Starting with the line that holds "Give me a plain-text", repeat each line through the last one below, exactly. Pictures stay out.

* [Collected data]:
[BEGIN]
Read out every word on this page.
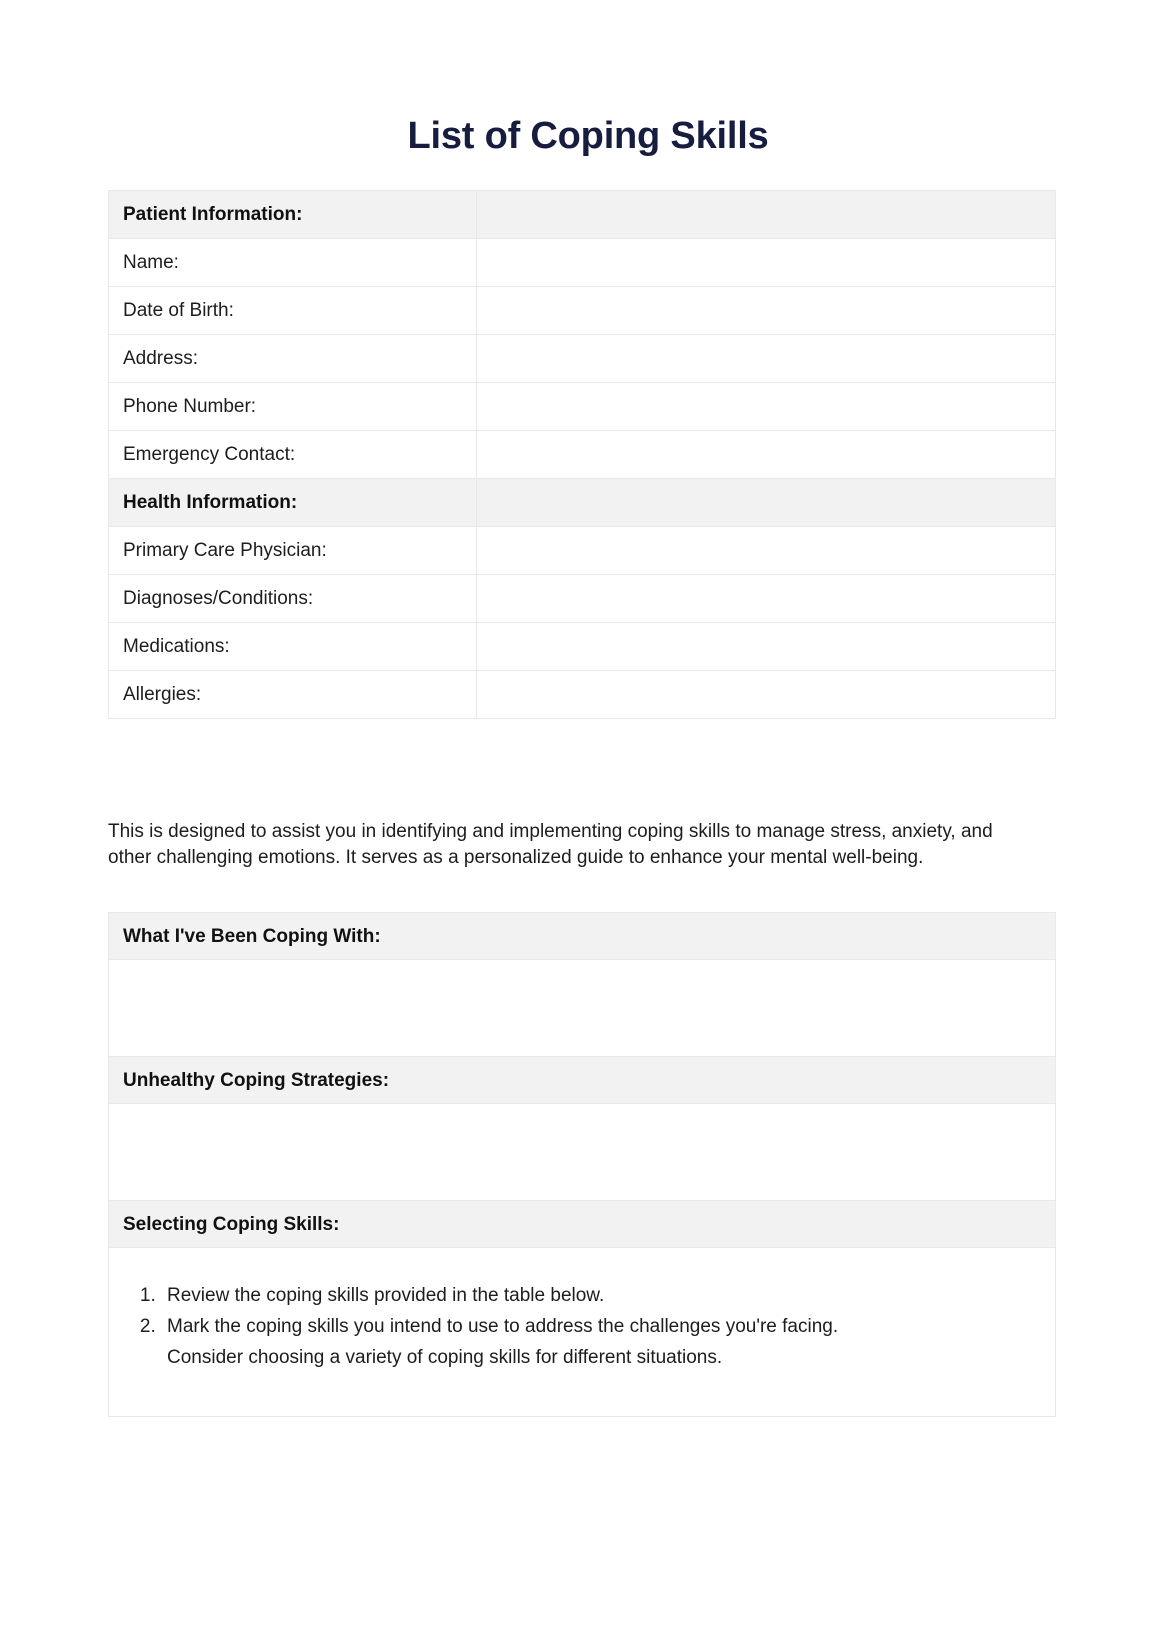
List of Coping Skills
Patient Information:	
Name:	
Date of Birth:	
Address:	
Phone Number:	
Emergency Contact:	
Health Information:	
Primary Care Physician:	
Diagnoses/Conditions:	
Medications:	
Allergies:	

This is designed to assist you in identifying and implementing coping skills to manage stress, anxiety, and other challenging emotions. It serves as a personalized guide to enhance your mental well-being.

What I've Been Coping With:

Unhealthy Coping Strategies:

Selecting Coping Skills:

1. Review the coping skills provided in the table below.
2. Mark the coping skills you intend to use to address the challenges you're facing.

Consider choosing a variety of coping skills for different situations.
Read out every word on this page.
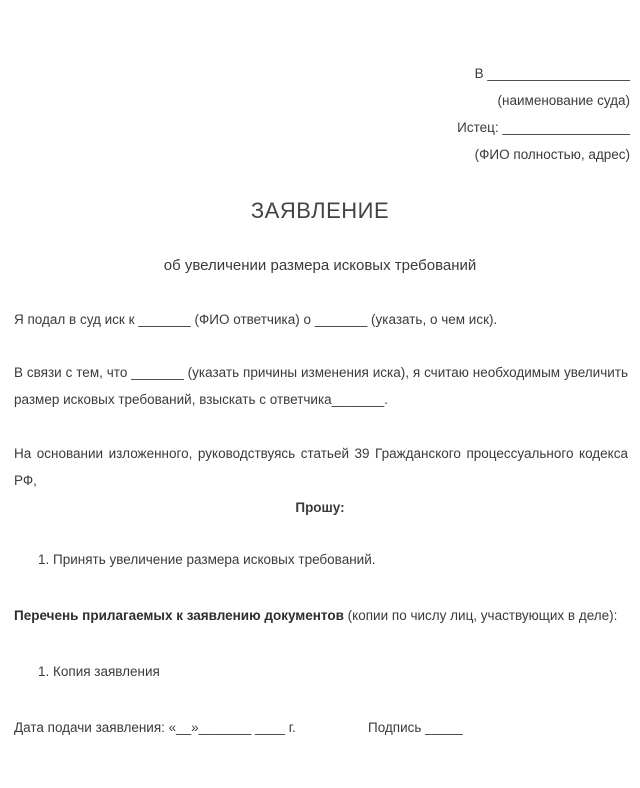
В ___________________
(наименование суда)
Истец: _________________
(ФИО полностью, адрес)
ЗАЯВЛЕНИЕ
об увеличении размера исковых требований
Я подал в суд иск к _______ (ФИО ответчика) о _______ (указать, о чем иск).
В связи с тем, что _______ (указать причины изменения иска), я считаю необходимым увеличить размер исковых требований, взыскать с ответчика_______.
На основании изложенного, руководствуясь статьей 39 Гражданского процессуального кодекса РФ,
Прошу:
1. Принять увеличение размера исковых требований.
Перечень прилагаемых к заявлению документов (копии по числу лиц, участвующих в деле):
1. Копия заявления
Дата подачи заявления: «__»_______ ____ г.	Подпись _____
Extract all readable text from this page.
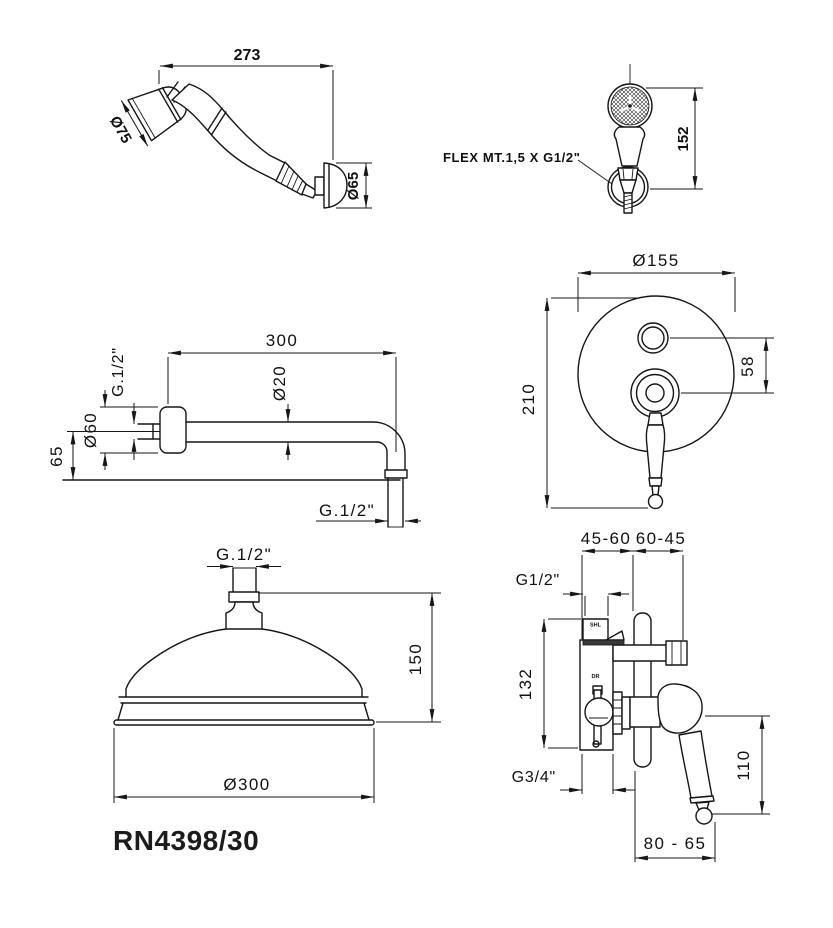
273
Ø75
Ø65
FLEX MT.1,5 X G1/2"
152
300
G.1/2"
Ø60
65
Ø20
G.1/2"
Ø155
210
58
G.1/2"
150
Ø300
RN4398/30
SHL
DR
45-60 60-45
G1/2"
132
G3/4"	110
80 - 65
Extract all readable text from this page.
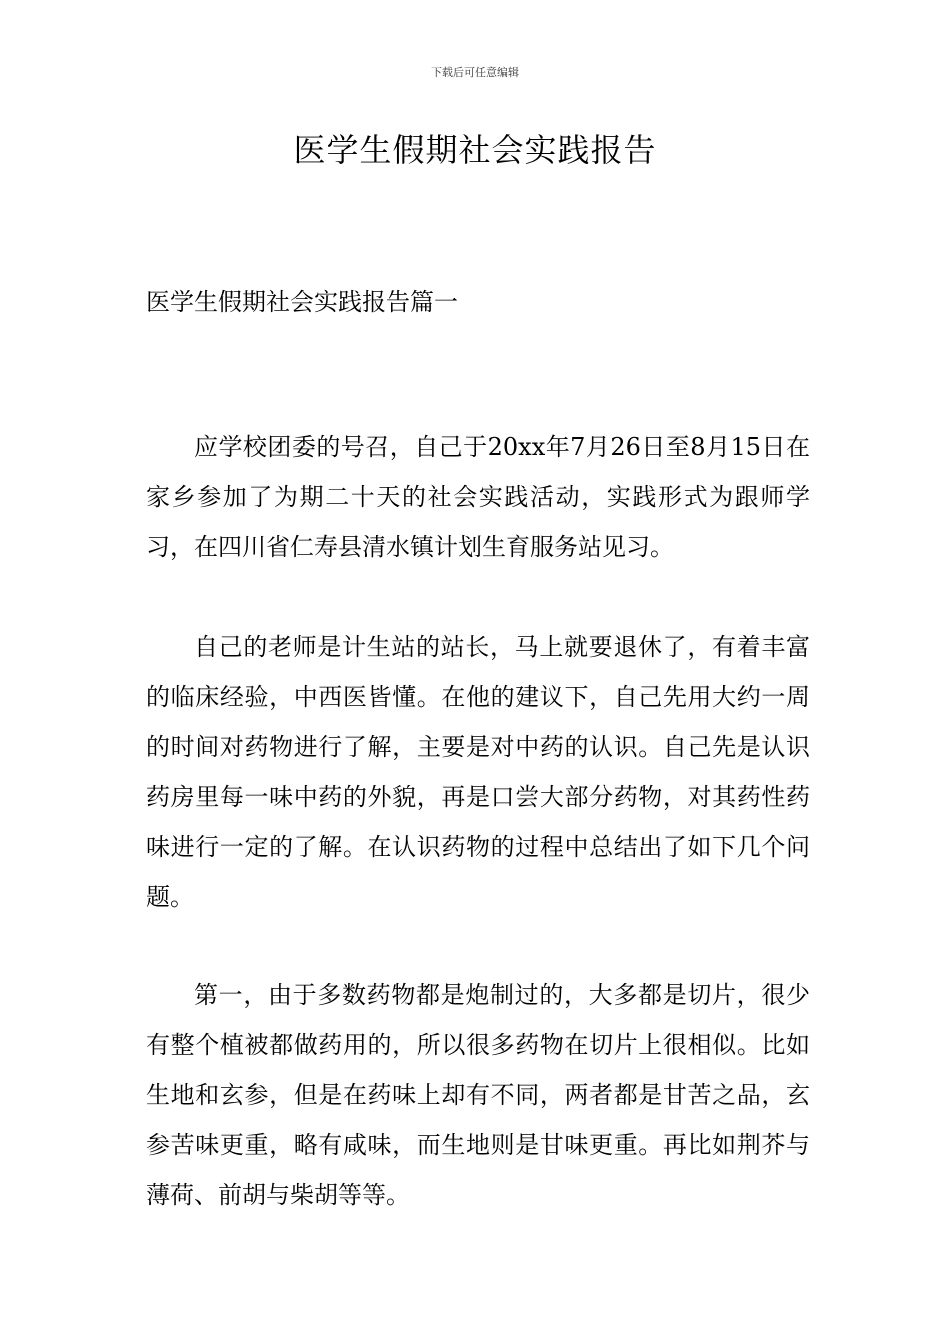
下载后可任意编辑
医学生假期社会实践报告
医学生假期社会实践报告篇一

应学校团委的号召，自己于20xx年7月26日至8月15日在家乡参加了为期二十天的社会实践活动，实践形式为跟师学习，在四川省仁寿县清水镇计划生育服务站见习。

自己的老师是计生站的站长，马上就要退休了，有着丰富的临床经验，中西医皆懂。在他的建议下，自己先用大约一周的时间对药物进行了解，主要是对中药的认识。自己先是认识药房里每一味中药的外貌，再是口尝大部分药物，对其药性药味进行一定的了解。在认识药物的过程中总结出了如下几个问题。

第一，由于多数药物都是炮制过的，大多都是切片，很少有整个植被都做药用的，所以很多药物在切片上很相似。比如生地和玄参，但是在药味上却有不同，两者都是甘苦之品，玄参苦味更重，略有咸味，而生地则是甘味更重。再比如荆芥与薄荷、前胡与柴胡等等。
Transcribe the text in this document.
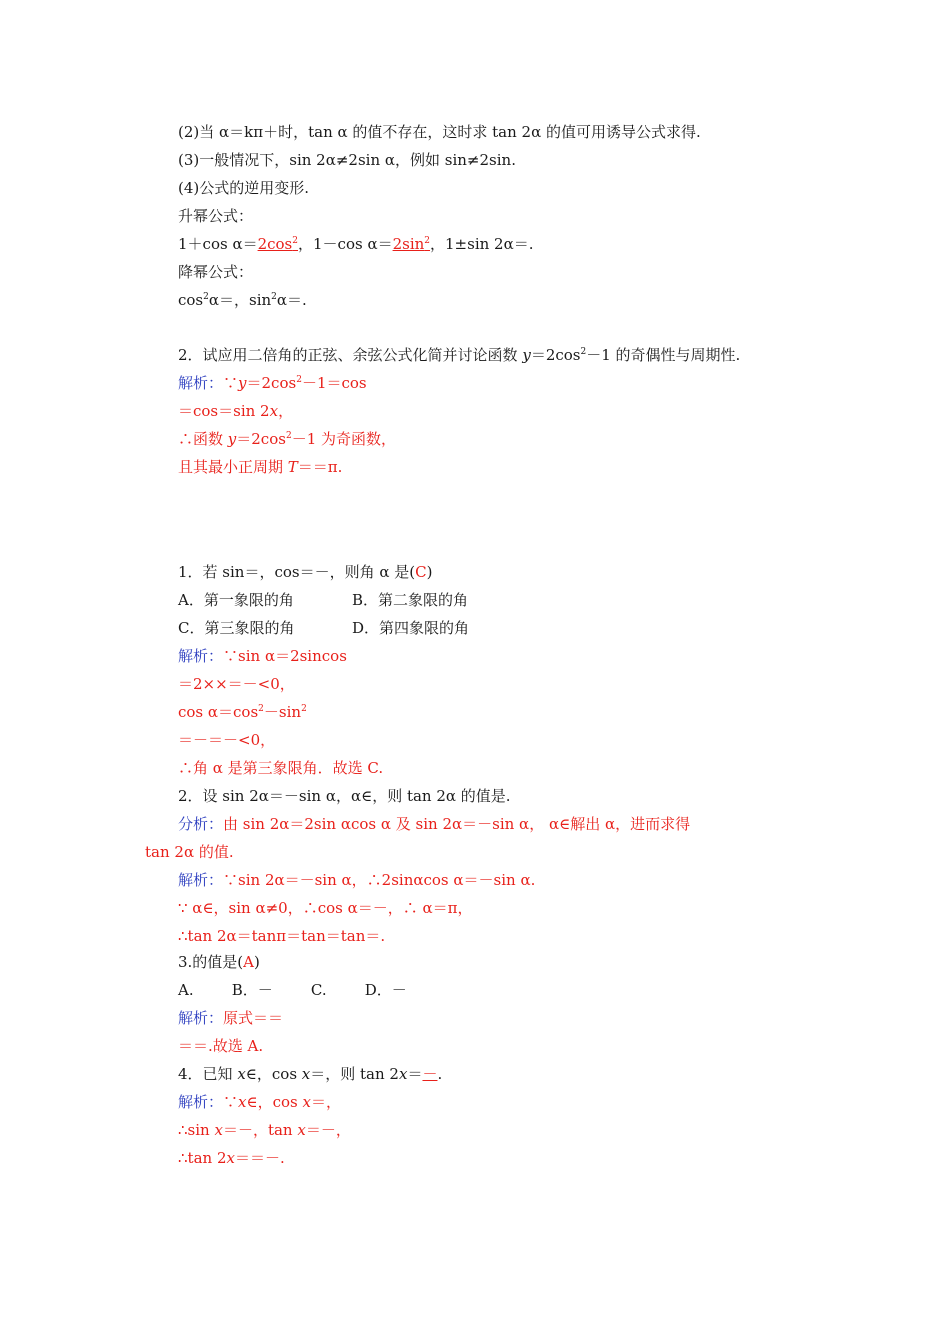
(2)当 α＝kπ＋时，tan α 的值不存在，这时求 tan 2α 的值可用诱导公式求得.
(3)一般情况下，sin 2α≠2sin α，例如 sin≠2sin.
(4)公式的逆用变形.
升幂公式：
1＋cos $\alpha=2\cos^2$，1－cos $\alpha=2\sin^2$，1±sin 2α＝.
降幂公式：
$\cos^2\alpha=$，$\sin^2\alpha=$.
2．试应用二倍角的正弦、余弦公式化简并讨论函数 $y=2\cos^2-1$ 的奇偶性与周期性.
解析：$\because y=2\cos^2-1=\cos$
＝cos＝sin 2x，
∴函数 $y=2\cos^2-1$ 为奇函数，
且其最小正周期 T＝＝π.
1．若 sin＝，cos＝－，则角 α 是(C)
A．第一象限的角	B．第二象限的角
C．第三象限的角	D．第四象限的角
解析：∵sin α＝2sincos
＝2××＝－<0，
$\cos \alpha=\cos^2-\sin^2$
＝－＝－<0，
∴角 α 是第三象限角．故选 C.
2．设 sin 2α＝－sin α，α∈，则 tan 2α 的值是.
分析：由 sin 2α＝2sin αcos α 及 sin 2α＝－sin α， α∈解出 α，进而求得
tan 2α 的值.
解析：∵sin 2α＝－sin α，∴2sinαcos α＝－sin α.
∵ α∈，sin α≠0，∴cos α＝－，∴ α＝π，
∴tan 2α＝tanπ＝tan＝tan＝.
3.的值是(A)
A.        B．－        C.        D．－
解析：原式＝＝
＝＝.故选 A.
4．已知 x∈，cos x＝，则 tan 2x＝－.
解析：∵x∈，cos x＝，
∴sin x＝－，tan x＝－，
∴tan 2x＝＝－.
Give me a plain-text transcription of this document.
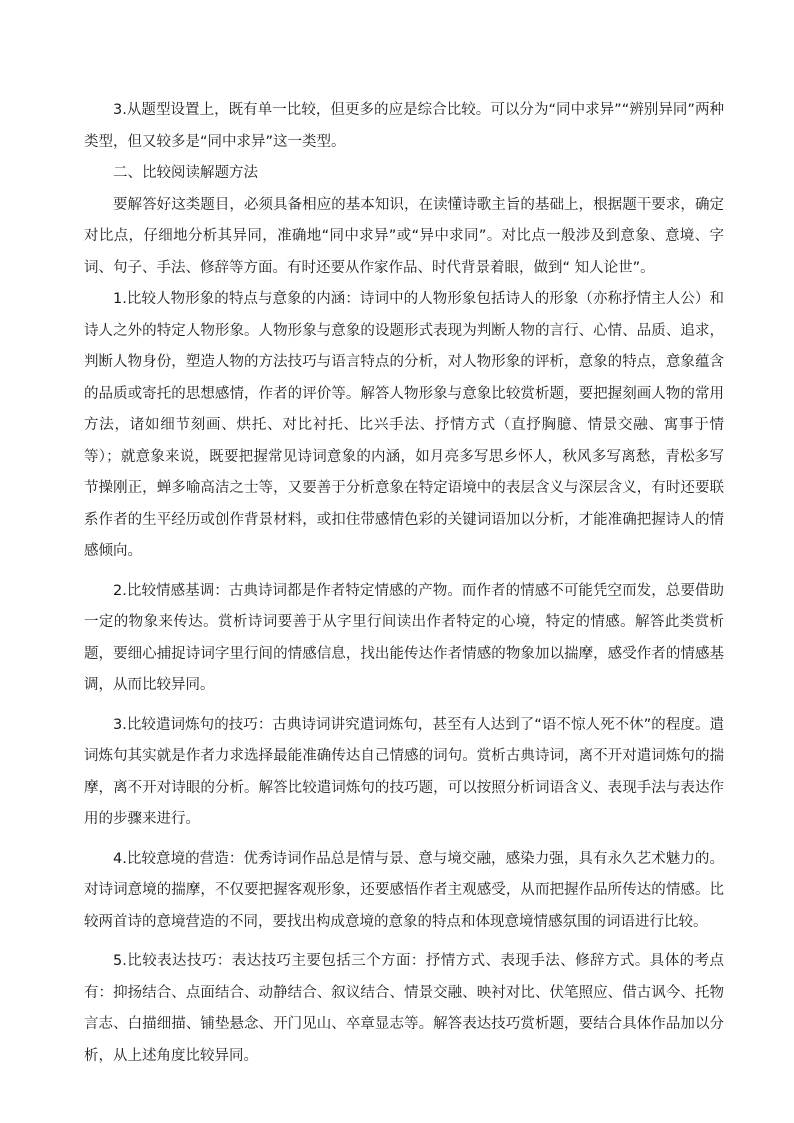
3.从题型设置上，既有单一比较，但更多的应是综合比较。可以分为“同中求异”“辨别异同”两种类型，但又较多是“同中求异”这一类型。

二、比较阅读解题方法

要解答好这类题目，必须具备相应的基本知识，在读懂诗歌主旨的基础上，根据题干要求，确定对比点，仔细地分析其异同，准确地“同中求异”或“异中求同”。对比点一般涉及到意象、意境、字词、句子、手法、修辞等方面。有时还要从作家作品、时代背景着眼，做到“ 知人论世”。

1.比较人物形象的特点与意象的内涵：诗词中的人物形象包括诗人的形象（亦称抒情主人公）和诗人之外的特定人物形象。人物形象与意象的设题形式表现为判断人物的言行、心情、品质、追求，判断人物身份，塑造人物的方法技巧与语言特点的分析，对人物形象的评析，意象的特点，意象蕴含的品质或寄托的思想感情，作者的评价等。解答人物形象与意象比较赏析题，要把握刻画人物的常用方法，诸如细节刻画、烘托、对比衬托、比兴手法、抒情方式（直抒胸臆、情景交融、寓事于情等）；就意象来说，既要把握常见诗词意象的内涵，如月亮多写思乡怀人，秋风多写离愁，青松多写节操刚正，蝉多喻高洁之士等，又要善于分析意象在特定语境中的表层含义与深层含义，有时还要联系作者的生平经历或创作背景材料，或扣住带感情色彩的关键词语加以分析，才能准确把握诗人的情感倾向。

2.比较情感基调：古典诗词都是作者特定情感的产物。而作者的情感不可能凭空而发，总要借助一定的物象来传达。赏析诗词要善于从字里行间读出作者特定的心境，特定的情感。解答此类赏析题，要细心捕捉诗词字里行间的情感信息，找出能传达作者情感的物象加以揣摩，感受作者的情感基调，从而比较异同。

3.比较遣词炼句的技巧：古典诗词讲究遣词炼句，甚至有人达到了“语不惊人死不休”的程度。遣词炼句其实就是作者力求选择最能准确传达自己情感的词句。赏析古典诗词，离不开对遣词炼句的揣摩，离不开对诗眼的分析。解答比较遣词炼句的技巧题，可以按照分析词语含义、表现手法与表达作用的步骤来进行。

4.比较意境的营造：优秀诗词作品总是情与景、意与境交融，感染力强，具有永久艺术魅力的。对诗词意境的揣摩，不仅要把握客观形象，还要感悟作者主观感受，从而把握作品所传达的情感。比较两首诗的意境营造的不同，要找出构成意境的意象的特点和体现意境情感氛围的词语进行比较。

5.比较表达技巧：表达技巧主要包括三个方面：抒情方式、表现手法、修辞方式。具体的考点有：抑扬结合、点面结合、动静结合、叙议结合、情景交融、映衬对比、伏笔照应、借古讽今、托物言志、白描细描、铺垫悬念、开门见山、卒章显志等。解答表达技巧赏析题，要结合具体作品加以分析，从上述角度比较异同。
[END]
* [Exercise result]:
Give me a plain-text transcription of this document.
3.从题型设置上，既有单一比较，但更多的应是综合比较。可以分为“同中求异”“辨别异同”两种类型，但又较多是“同中求异”这一类型。

二、比较阅读解题方法

要解答好这类题目，必须具备相应的基本知识，在读懂诗歌主旨的基础上，根据题干要求，确定对比点，仔细地分析其异同，准确地“同中求异”或“异中求同”。对比点一般涉及到意象、意境、字词、句子、手法、修辞等方面。有时还要从作家作品、时代背景着眼，做到“ 知人论世”。

1.比较人物形象的特点与意象的内涵：诗词中的人物形象包括诗人的形象（亦称抒情主人公）和诗人之外的特定人物形象。人物形象与意象的设题形式表现为判断人物的言行、心情、品质、追求，判断人物身份，塑造人物的方法技巧与语言特点的分析，对人物形象的评析，意象的特点，意象蕴含的品质或寄托的思想感情，作者的评价等。解答人物形象与意象比较赏析题，要把握刻画人物的常用方法，诸如细节刻画、烘托、对比衬托、比兴手法、抒情方式（直抒胸臆、情景交融、寓事于情等）；就意象来说，既要把握常见诗词意象的内涵，如月亮多写思乡怀人，秋风多写离愁，青松多写节操刚正，蝉多喻高洁之士等，又要善于分析意象在特定语境中的表层含义与深层含义，有时还要联系作者的生平经历或创作背景材料，或扣住带感情色彩的关键词语加以分析，才能准确把握诗人的情感倾向。

2.比较情感基调：古典诗词都是作者特定情感的产物。而作者的情感不可能凭空而发，总要借助一定的物象来传达。赏析诗词要善于从字里行间读出作者特定的心境，特定的情感。解答此类赏析题，要细心捕捉诗词字里行间的情感信息，找出能传达作者情感的物象加以揣摩，感受作者的情感基调，从而比较异同。

3.比较遣词炼句的技巧：古典诗词讲究遣词炼句，甚至有人达到了“语不惊人死不休”的程度。遣词炼句其实就是作者力求选择最能准确传达自己情感的词句。赏析古典诗词，离不开对遣词炼句的揣摩，离不开对诗眼的分析。解答比较遣词炼句的技巧题，可以按照分析词语含义、表现手法与表达作用的步骤来进行。

4.比较意境的营造：优秀诗词作品总是情与景、意与境交融，感染力强，具有永久艺术魅力的。对诗词意境的揣摩，不仅要把握客观形象，还要感悟作者主观感受，从而把握作品所传达的情感。比较两首诗的意境营造的不同，要找出构成意境的意象的特点和体现意境情感氛围的词语进行比较。

5.比较表达技巧：表达技巧主要包括三个方面：抒情方式、表现手法、修辞方式。具体的考点有：抑扬结合、点面结合、动静结合、叙议结合、情景交融、映衬对比、伏笔照应、借古讽今、托物言志、白描细描、铺垫悬念、开门见山、卒章显志等。解答表达技巧赏析题，要结合具体作品加以分析，从上述角度比较异同。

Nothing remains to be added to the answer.